Exercise description -> Give every line from the entries that contains "After".

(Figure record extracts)
□ □ □
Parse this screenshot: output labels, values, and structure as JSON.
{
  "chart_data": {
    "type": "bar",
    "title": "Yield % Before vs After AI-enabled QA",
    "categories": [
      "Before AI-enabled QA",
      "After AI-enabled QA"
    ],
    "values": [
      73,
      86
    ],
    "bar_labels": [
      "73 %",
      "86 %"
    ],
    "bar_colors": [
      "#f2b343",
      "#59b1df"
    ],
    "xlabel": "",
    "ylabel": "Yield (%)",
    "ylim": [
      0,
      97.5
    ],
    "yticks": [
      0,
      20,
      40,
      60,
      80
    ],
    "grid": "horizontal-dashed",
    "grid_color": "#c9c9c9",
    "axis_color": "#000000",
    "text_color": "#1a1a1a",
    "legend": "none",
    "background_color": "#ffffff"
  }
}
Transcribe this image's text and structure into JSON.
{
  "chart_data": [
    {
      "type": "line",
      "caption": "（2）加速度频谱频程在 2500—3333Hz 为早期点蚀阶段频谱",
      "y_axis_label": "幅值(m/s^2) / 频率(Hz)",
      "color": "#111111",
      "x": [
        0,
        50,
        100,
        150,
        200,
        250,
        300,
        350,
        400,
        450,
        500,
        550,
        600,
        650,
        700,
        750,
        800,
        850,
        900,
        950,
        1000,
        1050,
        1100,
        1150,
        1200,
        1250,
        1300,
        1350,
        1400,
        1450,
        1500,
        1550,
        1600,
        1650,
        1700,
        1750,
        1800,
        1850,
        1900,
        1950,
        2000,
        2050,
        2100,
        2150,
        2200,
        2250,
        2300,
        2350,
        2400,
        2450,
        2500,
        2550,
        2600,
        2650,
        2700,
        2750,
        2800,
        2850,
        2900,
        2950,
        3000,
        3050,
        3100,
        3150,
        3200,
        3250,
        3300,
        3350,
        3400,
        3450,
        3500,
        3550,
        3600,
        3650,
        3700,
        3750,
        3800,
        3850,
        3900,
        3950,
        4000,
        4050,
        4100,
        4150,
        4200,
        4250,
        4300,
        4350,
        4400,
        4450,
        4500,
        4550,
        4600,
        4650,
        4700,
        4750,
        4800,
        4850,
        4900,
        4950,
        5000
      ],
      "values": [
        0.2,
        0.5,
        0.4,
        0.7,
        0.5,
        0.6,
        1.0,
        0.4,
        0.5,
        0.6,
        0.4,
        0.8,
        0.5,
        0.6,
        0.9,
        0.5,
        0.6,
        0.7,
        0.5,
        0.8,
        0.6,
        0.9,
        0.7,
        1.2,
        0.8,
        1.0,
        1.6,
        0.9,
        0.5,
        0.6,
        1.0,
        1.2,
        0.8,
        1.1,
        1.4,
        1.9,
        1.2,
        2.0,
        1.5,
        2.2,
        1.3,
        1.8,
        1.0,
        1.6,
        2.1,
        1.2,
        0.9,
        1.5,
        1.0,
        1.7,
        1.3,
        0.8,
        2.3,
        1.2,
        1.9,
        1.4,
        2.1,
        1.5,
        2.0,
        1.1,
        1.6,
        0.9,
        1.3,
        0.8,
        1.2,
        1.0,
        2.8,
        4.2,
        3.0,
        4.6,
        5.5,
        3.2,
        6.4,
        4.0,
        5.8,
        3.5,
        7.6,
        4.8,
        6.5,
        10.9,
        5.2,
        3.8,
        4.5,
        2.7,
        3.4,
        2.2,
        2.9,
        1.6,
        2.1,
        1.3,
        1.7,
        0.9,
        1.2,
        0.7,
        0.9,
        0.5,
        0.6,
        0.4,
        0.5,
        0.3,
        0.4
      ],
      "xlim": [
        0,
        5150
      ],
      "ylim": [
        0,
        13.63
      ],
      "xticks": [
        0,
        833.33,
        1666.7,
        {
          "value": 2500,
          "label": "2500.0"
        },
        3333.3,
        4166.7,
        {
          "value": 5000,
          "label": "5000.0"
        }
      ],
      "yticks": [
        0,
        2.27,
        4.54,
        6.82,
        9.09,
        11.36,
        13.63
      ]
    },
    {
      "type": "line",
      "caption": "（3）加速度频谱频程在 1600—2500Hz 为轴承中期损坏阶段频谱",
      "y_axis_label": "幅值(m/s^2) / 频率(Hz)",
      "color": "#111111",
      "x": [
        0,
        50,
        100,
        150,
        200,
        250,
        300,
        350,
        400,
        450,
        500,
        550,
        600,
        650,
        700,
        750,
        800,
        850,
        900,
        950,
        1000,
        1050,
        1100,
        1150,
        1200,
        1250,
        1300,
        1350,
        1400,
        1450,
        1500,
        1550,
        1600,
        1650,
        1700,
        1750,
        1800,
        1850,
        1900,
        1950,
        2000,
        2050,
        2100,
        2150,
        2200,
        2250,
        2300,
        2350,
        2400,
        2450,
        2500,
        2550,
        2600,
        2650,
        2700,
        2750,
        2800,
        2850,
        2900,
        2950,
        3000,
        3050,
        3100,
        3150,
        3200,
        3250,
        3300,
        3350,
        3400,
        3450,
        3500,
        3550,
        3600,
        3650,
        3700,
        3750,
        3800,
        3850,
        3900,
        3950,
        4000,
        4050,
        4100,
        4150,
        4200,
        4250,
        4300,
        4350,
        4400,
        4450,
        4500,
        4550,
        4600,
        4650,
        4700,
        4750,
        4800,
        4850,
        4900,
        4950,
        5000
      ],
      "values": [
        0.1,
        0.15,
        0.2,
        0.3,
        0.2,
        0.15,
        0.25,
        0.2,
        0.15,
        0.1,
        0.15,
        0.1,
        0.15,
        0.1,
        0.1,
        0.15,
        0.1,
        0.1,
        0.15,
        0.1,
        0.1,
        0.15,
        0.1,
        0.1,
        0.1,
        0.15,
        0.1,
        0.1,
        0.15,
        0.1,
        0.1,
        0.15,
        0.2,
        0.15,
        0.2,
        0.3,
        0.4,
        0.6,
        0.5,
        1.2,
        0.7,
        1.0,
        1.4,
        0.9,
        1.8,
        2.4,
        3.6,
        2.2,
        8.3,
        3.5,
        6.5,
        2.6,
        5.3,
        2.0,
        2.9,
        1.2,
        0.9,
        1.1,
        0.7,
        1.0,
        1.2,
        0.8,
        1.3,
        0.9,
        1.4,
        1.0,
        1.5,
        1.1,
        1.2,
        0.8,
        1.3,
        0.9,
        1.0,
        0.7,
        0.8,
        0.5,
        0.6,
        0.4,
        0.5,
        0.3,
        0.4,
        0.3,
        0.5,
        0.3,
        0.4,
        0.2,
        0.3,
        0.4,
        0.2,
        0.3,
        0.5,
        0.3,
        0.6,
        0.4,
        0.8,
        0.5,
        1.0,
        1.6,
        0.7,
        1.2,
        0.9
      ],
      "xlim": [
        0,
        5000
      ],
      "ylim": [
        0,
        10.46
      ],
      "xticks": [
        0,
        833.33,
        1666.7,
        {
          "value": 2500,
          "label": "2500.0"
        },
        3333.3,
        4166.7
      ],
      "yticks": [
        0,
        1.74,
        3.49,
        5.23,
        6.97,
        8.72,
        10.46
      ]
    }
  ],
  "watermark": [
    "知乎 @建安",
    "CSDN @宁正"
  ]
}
□ □ □
Problem solution ->
    "title": "Yield % Before vs After AI-enabled QA",
      "After AI-enabled QA"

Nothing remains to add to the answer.